» **Aim of the task**
The entries below should be given again exactly, minus their pictures.

===

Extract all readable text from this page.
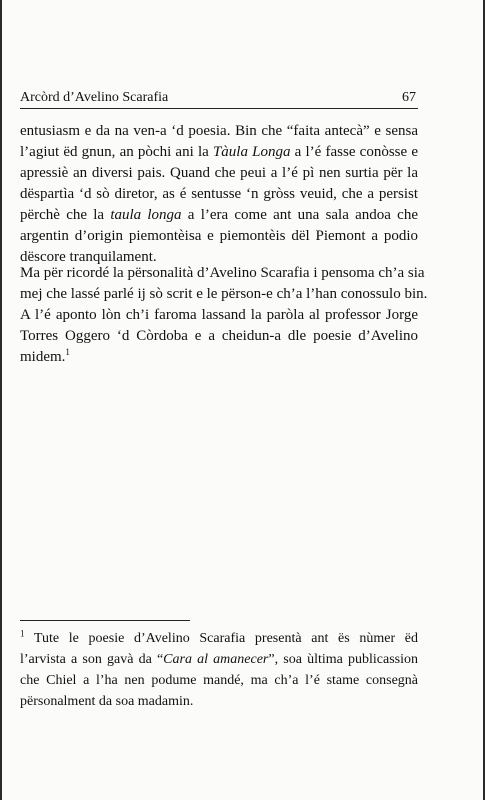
Arcòrd d’Avelino Scarafia	67

entusiasm e da na ven-a ‘d poesia. Bin che “faita antecà” e sensa
l’agiut ëd gnun, an pòchi ani la Tàula Longa a l’é fasse conòsse e
apressiè an diversi pais. Quand che peui a l’é pì nen surtia për la
dëspartìa ‘d sò diretor, as é sentusse ‘n gròss veuid, che a persist
përchè che la taula longa a l’era come ant una sala andoa che
argentin d’origin piemontèisa e piemontèis dël Piemont a podio
dëscore tranquilament.

Ma për ricordé la përsonalità d’Avelino Scarafia i pensoma ch’a sia
mej che lassé parlé ij sò scrit e le përson-e ch’a l’han conossulo bin.
A l’é aponto lòn ch’i faroma lassand la paròla al professor Jorge
Torres Oggero ‘d Còrdoba e a cheidun-a dle poesie d’Avelino
midem.$^1$

$^1$ Tute le poesie d’Avelino Scarafia presentà ant ës nùmer ëd
l’arvista a son gavà da “Cara al amanecer”, soa ùltima publicassion
che Chiel a l’ha nen podume mandé, ma ch’a l’é stame consegnà
përsonalment da soa madamin.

===

» **Task result**
Extract all readable text from this page.
Arcòrd d’Avelino Scarafia	67

entusiasm e da na ven-a ‘d poesia. Bin che “faita antecà” e sensa
l’agiut ëd gnun, an pòchi ani la Tàula Longa a l’é fasse conòsse e
apressiè an diversi pais. Quand che peui a l’é pì nen surtia për la
dëspartìa ‘d sò diretor, as é sentusse ‘n gròss veuid, che a persist
përchè che la taula longa a l’era come ant una sala andoa che
argentin d’origin piemontèisa e piemontèis dël Piemont a podio
dëscore tranquilament.

Ma për ricordé la përsonalità d’Avelino Scarafia i pensoma ch’a sia
mej che lassé parlé ij sò scrit e le përson-e ch’a l’han conossulo bin.
A l’é aponto lòn ch’i faroma lassand la paròla al professor Jorge
Torres Oggero ‘d Còrdoba e a cheidun-a dle poesie d’Avelino
midem.$^1$

$^1$ Tute le poesie d’Avelino Scarafia presentà ant ës nùmer ëd
l’arvista a son gavà da “Cara al amanecer”, soa ùltima publicassion
che Chiel a l’ha nen podume mandé, ma ch’a l’é stame consegnà
përsonalment da soa madamin.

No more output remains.